**REQUIRED TASK**: Every line from the one containing "Give me a plain-text" to the final line of the material below must be reproduced exactly; leave out all other lines.
▼
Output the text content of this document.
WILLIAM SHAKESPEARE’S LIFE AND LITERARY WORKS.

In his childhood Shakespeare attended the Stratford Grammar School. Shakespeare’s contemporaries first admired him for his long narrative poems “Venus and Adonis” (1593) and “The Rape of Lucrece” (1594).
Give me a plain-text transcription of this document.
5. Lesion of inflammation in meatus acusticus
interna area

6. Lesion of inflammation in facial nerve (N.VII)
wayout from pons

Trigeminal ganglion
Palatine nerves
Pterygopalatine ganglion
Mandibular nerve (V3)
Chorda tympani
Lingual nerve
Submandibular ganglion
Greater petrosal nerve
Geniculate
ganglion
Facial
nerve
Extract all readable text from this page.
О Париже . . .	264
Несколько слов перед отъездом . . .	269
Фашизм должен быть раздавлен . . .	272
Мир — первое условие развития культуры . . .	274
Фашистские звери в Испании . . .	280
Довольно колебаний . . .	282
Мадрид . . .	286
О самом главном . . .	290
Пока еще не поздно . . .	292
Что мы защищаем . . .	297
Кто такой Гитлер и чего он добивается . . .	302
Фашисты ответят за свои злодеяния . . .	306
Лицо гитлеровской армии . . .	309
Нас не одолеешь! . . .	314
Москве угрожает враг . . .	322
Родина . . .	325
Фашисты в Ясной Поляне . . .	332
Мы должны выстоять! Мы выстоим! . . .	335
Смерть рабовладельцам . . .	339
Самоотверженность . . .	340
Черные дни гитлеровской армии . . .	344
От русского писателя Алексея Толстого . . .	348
▲
**OUTPUT**:
Give me a plain-text transcription of this document.
5. Lesion of inflammation in meatus acusticus
interna area

6. Lesion of inflammation in facial nerve (N.VII)
wayout from pons

Trigeminal ganglion
Palatine nerves
Pterygopalatine ganglion
Mandibular nerve (V3)
Chorda tympani
Lingual nerve
Submandibular ganglion
Greater petrosal nerve
Geniculate
ganglion
Facial
nerve
Extract all readable text from this page.
О Париже . . .	264
Несколько слов перед отъездом . . .	269
Фашизм должен быть раздавлен . . .	272
Мир — первое условие развития культуры . . .	274
Фашистские звери в Испании . . .	280
Довольно колебаний . . .	282
Мадрид . . .	286
О самом главном . . .	290
Пока еще не поздно . . .	292
Что мы защищаем . . .	297
Кто такой Гитлер и чего он добивается . . .	302
Фашисты ответят за свои злодеяния . . .	306
Лицо гитлеровской армии . . .	309
Нас не одолеешь! . . .	314
Москве угрожает враг . . .	322
Родина . . .	325
Фашисты в Ясной Поляне . . .	332
Мы должны выстоять! Мы выстоим! . . .	335
Смерть рабовладельцам . . .	339
Самоотверженность . . .	340
Черные дни гитлеровской армии . . .	344
От русского писателя Алексея Толстого . . .	348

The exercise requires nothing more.